▶ **Task brief**
Report back each line of the records that contains the string "document".
# start of Data supplied
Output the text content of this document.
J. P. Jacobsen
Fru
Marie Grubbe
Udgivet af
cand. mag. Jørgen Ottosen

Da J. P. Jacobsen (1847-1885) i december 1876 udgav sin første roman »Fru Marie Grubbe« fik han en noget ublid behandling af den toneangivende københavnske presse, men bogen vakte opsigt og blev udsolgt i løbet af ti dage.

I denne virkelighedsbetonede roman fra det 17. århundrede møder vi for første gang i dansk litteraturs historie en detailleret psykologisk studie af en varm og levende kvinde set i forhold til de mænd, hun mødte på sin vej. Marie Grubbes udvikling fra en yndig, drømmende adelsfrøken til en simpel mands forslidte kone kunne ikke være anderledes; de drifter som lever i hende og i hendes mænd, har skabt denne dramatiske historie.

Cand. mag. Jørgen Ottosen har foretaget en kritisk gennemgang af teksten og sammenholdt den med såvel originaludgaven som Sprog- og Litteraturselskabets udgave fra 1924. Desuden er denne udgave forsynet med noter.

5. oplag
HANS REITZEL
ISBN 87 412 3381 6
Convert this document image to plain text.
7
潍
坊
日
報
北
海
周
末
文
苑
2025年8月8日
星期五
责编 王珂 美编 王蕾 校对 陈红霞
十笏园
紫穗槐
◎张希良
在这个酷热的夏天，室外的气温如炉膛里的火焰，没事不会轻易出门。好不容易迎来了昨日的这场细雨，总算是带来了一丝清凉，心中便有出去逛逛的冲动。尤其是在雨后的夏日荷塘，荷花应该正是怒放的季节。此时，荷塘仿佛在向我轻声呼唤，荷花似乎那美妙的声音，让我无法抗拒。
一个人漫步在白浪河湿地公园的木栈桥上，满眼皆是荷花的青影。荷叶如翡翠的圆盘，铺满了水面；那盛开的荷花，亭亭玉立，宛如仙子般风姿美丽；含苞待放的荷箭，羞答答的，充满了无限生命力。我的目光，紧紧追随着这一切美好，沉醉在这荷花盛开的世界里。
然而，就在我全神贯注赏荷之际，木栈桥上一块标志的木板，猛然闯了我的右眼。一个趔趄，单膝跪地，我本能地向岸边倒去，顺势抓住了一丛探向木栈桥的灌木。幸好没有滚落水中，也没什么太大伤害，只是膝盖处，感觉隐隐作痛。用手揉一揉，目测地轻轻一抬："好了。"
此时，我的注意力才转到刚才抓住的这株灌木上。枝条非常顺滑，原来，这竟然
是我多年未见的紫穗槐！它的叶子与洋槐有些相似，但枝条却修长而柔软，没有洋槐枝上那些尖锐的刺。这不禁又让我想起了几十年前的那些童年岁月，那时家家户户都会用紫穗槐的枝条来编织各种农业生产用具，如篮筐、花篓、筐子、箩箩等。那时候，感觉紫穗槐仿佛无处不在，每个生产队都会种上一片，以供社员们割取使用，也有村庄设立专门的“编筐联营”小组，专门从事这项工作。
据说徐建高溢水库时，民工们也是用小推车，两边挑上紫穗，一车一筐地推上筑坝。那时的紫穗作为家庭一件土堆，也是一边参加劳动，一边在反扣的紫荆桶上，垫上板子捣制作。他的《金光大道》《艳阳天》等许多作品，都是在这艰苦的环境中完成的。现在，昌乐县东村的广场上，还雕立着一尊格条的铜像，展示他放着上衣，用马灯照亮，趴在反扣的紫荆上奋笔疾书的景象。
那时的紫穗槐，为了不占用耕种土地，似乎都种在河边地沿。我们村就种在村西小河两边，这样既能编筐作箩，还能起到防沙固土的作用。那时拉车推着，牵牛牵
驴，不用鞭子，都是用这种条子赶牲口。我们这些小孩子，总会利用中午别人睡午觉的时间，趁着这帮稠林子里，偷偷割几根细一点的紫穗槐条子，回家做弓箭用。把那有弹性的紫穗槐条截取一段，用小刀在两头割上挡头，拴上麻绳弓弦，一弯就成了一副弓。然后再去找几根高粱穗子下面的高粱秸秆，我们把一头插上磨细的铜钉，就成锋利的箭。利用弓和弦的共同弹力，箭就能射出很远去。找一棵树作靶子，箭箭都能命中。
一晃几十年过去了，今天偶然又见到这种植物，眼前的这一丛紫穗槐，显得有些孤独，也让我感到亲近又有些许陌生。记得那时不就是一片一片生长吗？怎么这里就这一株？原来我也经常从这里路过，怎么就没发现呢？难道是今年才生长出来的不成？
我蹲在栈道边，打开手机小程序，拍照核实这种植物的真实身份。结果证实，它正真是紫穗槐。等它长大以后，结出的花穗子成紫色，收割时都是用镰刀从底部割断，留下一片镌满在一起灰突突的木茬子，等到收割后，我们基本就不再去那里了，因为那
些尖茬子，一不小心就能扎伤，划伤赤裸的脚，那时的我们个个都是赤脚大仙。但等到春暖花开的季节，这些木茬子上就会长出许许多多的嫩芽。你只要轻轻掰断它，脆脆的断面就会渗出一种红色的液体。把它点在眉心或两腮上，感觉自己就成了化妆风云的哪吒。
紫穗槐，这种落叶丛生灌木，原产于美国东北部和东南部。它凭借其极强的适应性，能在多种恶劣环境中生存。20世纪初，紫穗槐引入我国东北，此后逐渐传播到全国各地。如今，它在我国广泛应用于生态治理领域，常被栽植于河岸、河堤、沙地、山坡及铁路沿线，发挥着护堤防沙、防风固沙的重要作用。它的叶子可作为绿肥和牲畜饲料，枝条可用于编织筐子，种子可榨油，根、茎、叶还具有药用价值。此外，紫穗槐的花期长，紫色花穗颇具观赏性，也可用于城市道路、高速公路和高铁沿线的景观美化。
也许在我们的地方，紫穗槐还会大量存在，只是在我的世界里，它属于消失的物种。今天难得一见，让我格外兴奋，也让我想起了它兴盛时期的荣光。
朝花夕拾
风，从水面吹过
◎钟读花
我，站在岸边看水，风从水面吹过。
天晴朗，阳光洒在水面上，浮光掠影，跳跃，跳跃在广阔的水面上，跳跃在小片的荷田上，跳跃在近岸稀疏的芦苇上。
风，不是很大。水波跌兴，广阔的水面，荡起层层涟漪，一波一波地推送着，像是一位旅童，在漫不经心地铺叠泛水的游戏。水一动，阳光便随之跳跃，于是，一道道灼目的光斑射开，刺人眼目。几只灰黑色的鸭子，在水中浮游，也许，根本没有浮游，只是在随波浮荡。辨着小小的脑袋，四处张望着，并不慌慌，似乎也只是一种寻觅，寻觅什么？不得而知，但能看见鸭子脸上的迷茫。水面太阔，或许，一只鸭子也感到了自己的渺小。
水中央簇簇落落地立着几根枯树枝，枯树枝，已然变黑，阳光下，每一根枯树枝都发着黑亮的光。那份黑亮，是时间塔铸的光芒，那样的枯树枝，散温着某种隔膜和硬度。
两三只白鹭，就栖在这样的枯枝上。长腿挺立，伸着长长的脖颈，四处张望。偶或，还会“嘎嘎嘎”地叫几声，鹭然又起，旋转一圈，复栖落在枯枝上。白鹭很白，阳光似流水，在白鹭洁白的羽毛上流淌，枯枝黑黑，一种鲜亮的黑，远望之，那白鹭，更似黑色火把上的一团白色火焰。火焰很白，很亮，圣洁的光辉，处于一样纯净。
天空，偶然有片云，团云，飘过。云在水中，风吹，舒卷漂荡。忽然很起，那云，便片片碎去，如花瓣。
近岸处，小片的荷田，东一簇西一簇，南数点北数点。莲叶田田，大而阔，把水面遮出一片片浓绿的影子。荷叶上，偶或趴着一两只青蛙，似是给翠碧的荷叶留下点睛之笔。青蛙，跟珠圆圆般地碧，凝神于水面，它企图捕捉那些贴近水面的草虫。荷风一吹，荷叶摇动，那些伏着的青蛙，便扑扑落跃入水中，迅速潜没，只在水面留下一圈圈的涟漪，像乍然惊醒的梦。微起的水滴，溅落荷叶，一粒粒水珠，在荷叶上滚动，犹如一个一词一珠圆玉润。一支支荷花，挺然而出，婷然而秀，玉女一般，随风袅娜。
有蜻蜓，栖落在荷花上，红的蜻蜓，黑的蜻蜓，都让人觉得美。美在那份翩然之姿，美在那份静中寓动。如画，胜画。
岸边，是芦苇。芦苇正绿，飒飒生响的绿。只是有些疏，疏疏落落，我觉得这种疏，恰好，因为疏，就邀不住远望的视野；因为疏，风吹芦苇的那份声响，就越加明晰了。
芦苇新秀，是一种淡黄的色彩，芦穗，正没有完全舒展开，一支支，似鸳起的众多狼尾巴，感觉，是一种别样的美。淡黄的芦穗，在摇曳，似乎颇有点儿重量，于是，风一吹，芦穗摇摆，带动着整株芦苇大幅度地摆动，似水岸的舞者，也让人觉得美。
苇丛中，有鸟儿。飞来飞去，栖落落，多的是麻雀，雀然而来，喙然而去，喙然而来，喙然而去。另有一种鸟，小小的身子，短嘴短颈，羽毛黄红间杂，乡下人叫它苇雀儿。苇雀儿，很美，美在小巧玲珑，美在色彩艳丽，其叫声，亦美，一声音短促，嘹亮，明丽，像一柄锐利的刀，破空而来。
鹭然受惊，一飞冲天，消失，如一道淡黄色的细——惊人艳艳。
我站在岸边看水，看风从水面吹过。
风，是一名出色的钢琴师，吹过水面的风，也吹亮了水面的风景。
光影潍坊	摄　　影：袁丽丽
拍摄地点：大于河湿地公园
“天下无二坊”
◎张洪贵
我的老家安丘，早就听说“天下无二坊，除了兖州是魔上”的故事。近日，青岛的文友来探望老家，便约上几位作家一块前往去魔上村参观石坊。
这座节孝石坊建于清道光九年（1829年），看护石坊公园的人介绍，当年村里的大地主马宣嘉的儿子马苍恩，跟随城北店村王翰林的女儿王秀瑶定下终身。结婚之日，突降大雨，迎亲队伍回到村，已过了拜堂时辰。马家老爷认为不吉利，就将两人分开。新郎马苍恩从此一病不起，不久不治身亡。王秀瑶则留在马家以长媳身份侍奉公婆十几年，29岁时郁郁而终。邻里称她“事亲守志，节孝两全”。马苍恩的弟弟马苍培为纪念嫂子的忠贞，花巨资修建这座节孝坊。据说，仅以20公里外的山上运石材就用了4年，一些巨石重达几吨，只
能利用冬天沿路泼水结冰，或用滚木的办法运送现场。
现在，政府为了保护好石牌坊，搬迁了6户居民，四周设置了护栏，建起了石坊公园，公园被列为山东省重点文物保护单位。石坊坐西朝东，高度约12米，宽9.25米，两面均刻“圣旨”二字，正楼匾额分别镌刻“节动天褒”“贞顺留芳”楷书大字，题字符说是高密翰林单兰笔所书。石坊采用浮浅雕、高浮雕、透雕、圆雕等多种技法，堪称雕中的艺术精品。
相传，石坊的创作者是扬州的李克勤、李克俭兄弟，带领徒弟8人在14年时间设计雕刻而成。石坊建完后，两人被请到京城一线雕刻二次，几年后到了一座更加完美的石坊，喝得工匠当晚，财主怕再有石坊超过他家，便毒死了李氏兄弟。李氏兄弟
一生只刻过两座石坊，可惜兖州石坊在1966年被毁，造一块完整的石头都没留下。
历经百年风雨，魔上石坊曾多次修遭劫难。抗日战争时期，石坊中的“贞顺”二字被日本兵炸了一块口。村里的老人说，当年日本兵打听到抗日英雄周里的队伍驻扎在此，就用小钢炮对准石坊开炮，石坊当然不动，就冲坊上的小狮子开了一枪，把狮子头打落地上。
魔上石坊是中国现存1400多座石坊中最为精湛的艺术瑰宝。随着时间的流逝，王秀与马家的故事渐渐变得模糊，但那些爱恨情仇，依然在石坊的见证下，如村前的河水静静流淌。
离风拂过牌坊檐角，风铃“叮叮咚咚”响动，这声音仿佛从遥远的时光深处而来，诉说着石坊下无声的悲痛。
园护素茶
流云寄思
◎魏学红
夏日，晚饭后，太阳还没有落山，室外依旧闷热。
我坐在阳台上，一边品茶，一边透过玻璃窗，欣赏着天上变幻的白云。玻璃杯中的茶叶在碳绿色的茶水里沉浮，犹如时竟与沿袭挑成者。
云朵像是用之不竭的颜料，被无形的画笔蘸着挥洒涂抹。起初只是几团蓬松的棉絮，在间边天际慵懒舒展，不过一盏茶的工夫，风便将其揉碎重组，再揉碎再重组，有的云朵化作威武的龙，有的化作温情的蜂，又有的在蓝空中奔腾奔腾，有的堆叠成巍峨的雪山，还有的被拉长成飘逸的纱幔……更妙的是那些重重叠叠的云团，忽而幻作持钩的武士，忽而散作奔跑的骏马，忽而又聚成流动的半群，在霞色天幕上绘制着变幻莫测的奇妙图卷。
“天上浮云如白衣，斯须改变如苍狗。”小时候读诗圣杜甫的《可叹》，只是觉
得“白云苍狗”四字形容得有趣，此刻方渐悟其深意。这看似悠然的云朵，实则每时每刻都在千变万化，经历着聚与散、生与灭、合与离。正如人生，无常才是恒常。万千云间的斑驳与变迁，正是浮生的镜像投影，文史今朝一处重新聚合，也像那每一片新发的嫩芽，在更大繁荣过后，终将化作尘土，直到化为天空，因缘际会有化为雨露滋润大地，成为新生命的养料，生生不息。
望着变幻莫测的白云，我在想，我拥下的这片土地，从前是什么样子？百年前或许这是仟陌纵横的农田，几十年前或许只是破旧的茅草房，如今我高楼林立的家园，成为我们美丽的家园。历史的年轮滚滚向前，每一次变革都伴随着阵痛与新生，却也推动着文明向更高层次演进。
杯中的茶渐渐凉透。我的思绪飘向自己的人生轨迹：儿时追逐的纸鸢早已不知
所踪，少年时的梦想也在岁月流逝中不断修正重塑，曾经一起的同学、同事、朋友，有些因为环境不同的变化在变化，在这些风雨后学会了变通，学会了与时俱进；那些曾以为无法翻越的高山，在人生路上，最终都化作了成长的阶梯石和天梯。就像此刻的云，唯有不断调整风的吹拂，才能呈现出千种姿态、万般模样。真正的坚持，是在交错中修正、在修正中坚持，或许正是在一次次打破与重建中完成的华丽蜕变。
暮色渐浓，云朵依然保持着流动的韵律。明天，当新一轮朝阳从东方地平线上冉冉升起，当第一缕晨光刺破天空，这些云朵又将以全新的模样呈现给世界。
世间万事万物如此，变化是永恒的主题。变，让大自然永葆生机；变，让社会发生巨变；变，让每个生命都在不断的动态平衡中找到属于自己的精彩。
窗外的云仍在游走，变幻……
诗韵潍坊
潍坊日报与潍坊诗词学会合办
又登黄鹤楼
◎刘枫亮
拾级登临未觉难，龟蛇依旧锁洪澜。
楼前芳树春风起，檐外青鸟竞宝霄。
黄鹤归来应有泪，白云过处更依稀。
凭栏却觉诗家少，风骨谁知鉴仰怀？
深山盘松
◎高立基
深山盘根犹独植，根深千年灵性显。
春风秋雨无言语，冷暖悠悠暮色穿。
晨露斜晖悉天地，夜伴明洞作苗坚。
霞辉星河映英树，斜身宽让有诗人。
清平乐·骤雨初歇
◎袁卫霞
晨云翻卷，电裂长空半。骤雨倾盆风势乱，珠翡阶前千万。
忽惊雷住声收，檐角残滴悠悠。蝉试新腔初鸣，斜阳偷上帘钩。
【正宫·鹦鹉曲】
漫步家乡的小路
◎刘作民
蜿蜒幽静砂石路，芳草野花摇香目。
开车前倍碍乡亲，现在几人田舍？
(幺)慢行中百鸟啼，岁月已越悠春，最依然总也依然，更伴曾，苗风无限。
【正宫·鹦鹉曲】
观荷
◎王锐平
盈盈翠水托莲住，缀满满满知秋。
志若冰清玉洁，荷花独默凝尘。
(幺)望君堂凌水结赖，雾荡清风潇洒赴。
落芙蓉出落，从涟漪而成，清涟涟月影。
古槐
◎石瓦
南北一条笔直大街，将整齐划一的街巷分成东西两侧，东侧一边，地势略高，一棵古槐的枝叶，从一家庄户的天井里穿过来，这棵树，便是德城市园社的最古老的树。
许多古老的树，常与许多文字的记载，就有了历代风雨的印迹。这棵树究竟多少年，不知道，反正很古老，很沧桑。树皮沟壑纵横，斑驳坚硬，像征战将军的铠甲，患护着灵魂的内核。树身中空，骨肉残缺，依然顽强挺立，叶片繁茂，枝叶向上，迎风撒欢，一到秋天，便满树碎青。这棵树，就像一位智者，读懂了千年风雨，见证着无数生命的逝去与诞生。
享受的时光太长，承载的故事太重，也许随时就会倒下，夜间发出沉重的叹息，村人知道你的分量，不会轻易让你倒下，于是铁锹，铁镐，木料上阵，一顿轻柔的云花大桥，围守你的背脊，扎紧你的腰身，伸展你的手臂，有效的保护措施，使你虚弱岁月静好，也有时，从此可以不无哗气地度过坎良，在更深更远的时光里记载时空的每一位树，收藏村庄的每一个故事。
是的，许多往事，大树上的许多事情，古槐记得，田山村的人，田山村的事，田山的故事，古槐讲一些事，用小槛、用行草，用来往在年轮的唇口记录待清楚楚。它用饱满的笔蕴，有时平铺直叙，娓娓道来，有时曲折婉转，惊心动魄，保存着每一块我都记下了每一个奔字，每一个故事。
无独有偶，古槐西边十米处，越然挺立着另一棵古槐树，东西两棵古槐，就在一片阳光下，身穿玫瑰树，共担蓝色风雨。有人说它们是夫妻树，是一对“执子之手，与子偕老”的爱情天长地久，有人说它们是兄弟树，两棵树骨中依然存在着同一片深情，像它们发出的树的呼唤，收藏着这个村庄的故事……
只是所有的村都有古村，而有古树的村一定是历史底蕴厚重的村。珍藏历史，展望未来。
# end of Data supplied
▶ **Expected answer**
Output the text content of this document.
Convert this document image to plain text.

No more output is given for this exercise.